* Begin The data *
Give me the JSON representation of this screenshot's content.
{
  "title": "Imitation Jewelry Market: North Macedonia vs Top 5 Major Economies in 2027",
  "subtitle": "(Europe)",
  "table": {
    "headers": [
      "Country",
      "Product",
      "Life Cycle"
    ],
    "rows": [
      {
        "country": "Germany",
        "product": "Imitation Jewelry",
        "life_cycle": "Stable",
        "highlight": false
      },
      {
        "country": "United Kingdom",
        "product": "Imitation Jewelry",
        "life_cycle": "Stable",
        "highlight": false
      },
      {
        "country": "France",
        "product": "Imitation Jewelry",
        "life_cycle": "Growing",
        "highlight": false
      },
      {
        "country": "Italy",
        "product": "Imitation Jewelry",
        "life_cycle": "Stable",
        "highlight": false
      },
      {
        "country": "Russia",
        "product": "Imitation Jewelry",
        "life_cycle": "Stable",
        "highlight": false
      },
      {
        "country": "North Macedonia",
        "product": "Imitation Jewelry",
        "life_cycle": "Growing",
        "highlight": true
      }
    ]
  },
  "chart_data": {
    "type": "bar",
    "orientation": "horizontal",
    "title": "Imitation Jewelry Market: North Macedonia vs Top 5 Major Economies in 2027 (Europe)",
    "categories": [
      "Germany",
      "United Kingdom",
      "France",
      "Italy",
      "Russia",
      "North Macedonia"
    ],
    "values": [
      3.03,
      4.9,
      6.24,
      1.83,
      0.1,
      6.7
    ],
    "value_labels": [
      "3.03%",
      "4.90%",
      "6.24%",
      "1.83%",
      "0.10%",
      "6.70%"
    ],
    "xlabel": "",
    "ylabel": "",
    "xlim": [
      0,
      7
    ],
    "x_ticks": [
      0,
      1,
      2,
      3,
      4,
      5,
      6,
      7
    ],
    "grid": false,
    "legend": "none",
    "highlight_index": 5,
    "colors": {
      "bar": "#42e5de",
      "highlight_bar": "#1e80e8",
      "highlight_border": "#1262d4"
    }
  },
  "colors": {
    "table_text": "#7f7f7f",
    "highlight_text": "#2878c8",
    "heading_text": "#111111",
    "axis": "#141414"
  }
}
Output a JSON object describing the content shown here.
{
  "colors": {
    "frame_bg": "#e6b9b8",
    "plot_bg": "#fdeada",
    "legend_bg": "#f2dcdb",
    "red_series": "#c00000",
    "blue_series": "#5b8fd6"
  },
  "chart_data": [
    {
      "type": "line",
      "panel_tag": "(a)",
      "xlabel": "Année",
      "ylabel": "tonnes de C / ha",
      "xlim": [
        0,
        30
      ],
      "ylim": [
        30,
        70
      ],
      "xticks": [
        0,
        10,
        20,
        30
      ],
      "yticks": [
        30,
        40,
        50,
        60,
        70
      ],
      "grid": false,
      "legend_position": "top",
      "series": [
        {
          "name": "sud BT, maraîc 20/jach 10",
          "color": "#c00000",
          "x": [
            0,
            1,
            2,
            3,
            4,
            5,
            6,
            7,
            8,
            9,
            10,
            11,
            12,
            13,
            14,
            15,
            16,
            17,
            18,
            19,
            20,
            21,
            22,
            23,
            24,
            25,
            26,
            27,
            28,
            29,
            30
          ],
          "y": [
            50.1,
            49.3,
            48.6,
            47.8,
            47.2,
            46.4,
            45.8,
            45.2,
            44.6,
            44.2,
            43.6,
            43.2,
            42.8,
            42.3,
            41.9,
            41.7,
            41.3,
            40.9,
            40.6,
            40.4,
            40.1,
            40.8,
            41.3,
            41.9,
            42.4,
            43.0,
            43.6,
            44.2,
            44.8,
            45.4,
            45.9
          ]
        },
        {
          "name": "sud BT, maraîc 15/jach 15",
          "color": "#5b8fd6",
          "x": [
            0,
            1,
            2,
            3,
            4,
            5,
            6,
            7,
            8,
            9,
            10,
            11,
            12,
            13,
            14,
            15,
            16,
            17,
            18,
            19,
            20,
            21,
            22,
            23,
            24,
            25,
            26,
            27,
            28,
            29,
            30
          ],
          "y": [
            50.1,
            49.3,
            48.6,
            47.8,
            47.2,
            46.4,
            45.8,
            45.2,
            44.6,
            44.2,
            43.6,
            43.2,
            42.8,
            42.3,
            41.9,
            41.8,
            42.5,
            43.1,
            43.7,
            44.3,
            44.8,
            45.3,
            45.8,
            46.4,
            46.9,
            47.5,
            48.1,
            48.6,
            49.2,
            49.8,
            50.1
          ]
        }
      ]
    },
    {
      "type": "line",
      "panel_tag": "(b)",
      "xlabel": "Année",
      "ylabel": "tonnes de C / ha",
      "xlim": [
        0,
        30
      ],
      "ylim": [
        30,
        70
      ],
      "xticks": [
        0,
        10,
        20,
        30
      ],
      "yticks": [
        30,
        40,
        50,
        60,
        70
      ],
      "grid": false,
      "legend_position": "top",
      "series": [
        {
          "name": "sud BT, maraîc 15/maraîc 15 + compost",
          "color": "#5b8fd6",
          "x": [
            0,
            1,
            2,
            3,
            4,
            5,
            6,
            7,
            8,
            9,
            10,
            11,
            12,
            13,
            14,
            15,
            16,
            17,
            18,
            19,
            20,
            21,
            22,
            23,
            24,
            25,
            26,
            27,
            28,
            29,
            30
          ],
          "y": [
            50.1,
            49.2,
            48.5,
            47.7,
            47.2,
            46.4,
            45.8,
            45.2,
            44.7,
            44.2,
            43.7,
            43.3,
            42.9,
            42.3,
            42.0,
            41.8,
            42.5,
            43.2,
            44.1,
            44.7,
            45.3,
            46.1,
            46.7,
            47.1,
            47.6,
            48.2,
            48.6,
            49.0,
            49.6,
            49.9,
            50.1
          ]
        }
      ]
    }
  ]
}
* End The data *
Goal:
Write out the material from the first line to the last, exactly.

Result of the task:
Give me the JSON representation of this screenshot's content.
{
  "title": "Imitation Jewelry Market: North Macedonia vs Top 5 Major Economies in 2027",
  "subtitle": "(Europe)",
  "table": {
    "headers": [
      "Country",
      "Product",
      "Life Cycle"
    ],
    "rows": [
      {
        "country": "Germany",
        "product": "Imitation Jewelry",
        "life_cycle": "Stable",
        "highlight": false
      },
      {
        "country": "United Kingdom",
        "product": "Imitation Jewelry",
        "life_cycle": "Stable",
        "highlight": false
      },
      {
        "country": "France",
        "product": "Imitation Jewelry",
        "life_cycle": "Growing",
        "highlight": false
      },
      {
        "country": "Italy",
        "product": "Imitation Jewelry",
        "life_cycle": "Stable",
        "highlight": false
      },
      {
        "country": "Russia",
        "product": "Imitation Jewelry",
        "life_cycle": "Stable",
        "highlight": false
      },
      {
        "country": "North Macedonia",
        "product": "Imitation Jewelry",
        "life_cycle": "Growing",
        "highlight": true
      }
    ]
  },
  "chart_data": {
    "type": "bar",
    "orientation": "horizontal",
    "title": "Imitation Jewelry Market: North Macedonia vs Top 5 Major Economies in 2027 (Europe)",
    "categories": [
      "Germany",
      "United Kingdom",
      "France",
      "Italy",
      "Russia",
      "North Macedonia"
    ],
    "values": [
      3.03,
      4.9,
      6.24,
      1.83,
      0.1,
      6.7
    ],
    "value_labels": [
      "3.03%",
      "4.90%",
      "6.24%",
      "1.83%",
      "0.10%",
      "6.70%"
    ],
    "xlabel": "",
    "ylabel": "",
    "xlim": [
      0,
      7
    ],
    "x_ticks": [
      0,
      1,
      2,
      3,
      4,
      5,
      6,
      7
    ],
    "grid": false,
    "legend": "none",
    "highlight_index": 5,
    "colors": {
      "bar": "#42e5de",
      "highlight_bar": "#1e80e8",
      "highlight_border": "#1262d4"
    }
  },
  "colors": {
    "table_text": "#7f7f7f",
    "highlight_text": "#2878c8",
    "heading_text": "#111111",
    "axis": "#141414"
  }
}
Output a JSON object describing the content shown here.
{
  "colors": {
    "frame_bg": "#e6b9b8",
    "plot_bg": "#fdeada",
    "legend_bg": "#f2dcdb",
    "red_series": "#c00000",
    "blue_series": "#5b8fd6"
  },
  "chart_data": [
    {
      "type": "line",
      "panel_tag": "(a)",
      "xlabel": "Année",
      "ylabel": "tonnes de C / ha",
      "xlim": [
        0,
        30
      ],
      "ylim": [
        30,
        70
      ],
      "xticks": [
        0,
        10,
        20,
        30
      ],
      "yticks": [
        30,
        40,
        50,
        60,
        70
      ],
      "grid": false,
      "legend_position": "top",
      "series": [
        {
          "name": "sud BT, maraîc 20/jach 10",
          "color": "#c00000",
          "x": [
            0,
            1,
            2,
            3,
            4,
            5,
            6,
            7,
            8,
            9,
            10,
            11,
            12,
            13,
            14,
            15,
            16,
            17,
            18,
            19,
            20,
            21,
            22,
            23,
            24,
            25,
            26,
            27,
            28,
            29,
            30
          ],
          "y": [
            50.1,
            49.3,
            48.6,
            47.8,
            47.2,
            46.4,
            45.8,
            45.2,
            44.6,
            44.2,
            43.6,
            43.2,
            42.8,
            42.3,
            41.9,
            41.7,
            41.3,
            40.9,
            40.6,
            40.4,
            40.1,
            40.8,
            41.3,
            41.9,
            42.4,
            43.0,
            43.6,
            44.2,
            44.8,
            45.4,
            45.9
          ]
        },
        {
          "name": "sud BT, maraîc 15/jach 15",
          "color": "#5b8fd6",
          "x": [
            0,
            1,
            2,
            3,
            4,
            5,
            6,
            7,
            8,
            9,
            10,
            11,
            12,
            13,
            14,
            15,
            16,
            17,
            18,
            19,
            20,
            21,
            22,
            23,
            24,
            25,
            26,
            27,
            28,
            29,
            30
          ],
          "y": [
            50.1,
            49.3,
            48.6,
            47.8,
            47.2,
            46.4,
            45.8,
            45.2,
            44.6,
            44.2,
            43.6,
            43.2,
            42.8,
            42.3,
            41.9,
            41.8,
            42.5,
            43.1,
            43.7,
            44.3,
            44.8,
            45.3,
            45.8,
            46.4,
            46.9,
            47.5,
            48.1,
            48.6,
            49.2,
            49.8,
            50.1
          ]
        }
      ]
    },
    {
      "type": "line",
      "panel_tag": "(b)",
      "xlabel": "Année",
      "ylabel": "tonnes de C / ha",
      "xlim": [
        0,
        30
      ],
      "ylim": [
        30,
        70
      ],
      "xticks": [
        0,
        10,
        20,
        30
      ],
      "yticks": [
        30,
        40,
        50,
        60,
        70
      ],
      "grid": false,
      "legend_position": "top",
      "series": [
        {
          "name": "sud BT, maraîc 15/maraîc 15 + compost",
          "color": "#5b8fd6",
          "x": [
            0,
            1,
            2,
            3,
            4,
            5,
            6,
            7,
            8,
            9,
            10,
            11,
            12,
            13,
            14,
            15,
            16,
            17,
            18,
            19,
            20,
            21,
            22,
            23,
            24,
            25,
            26,
            27,
            28,
            29,
            30
          ],
          "y": [
            50.1,
            49.2,
            48.5,
            47.7,
            47.2,
            46.4,
            45.8,
            45.2,
            44.7,
            44.2,
            43.7,
            43.3,
            42.9,
            42.3,
            42.0,
            41.8,
            42.5,
            43.2,
            44.1,
            44.7,
            45.3,
            46.1,
            46.7,
            47.1,
            47.6,
            48.2,
            48.6,
            49.0,
            49.6,
            49.9,
            50.1
          ]
        }
      ]
    }
  ]
}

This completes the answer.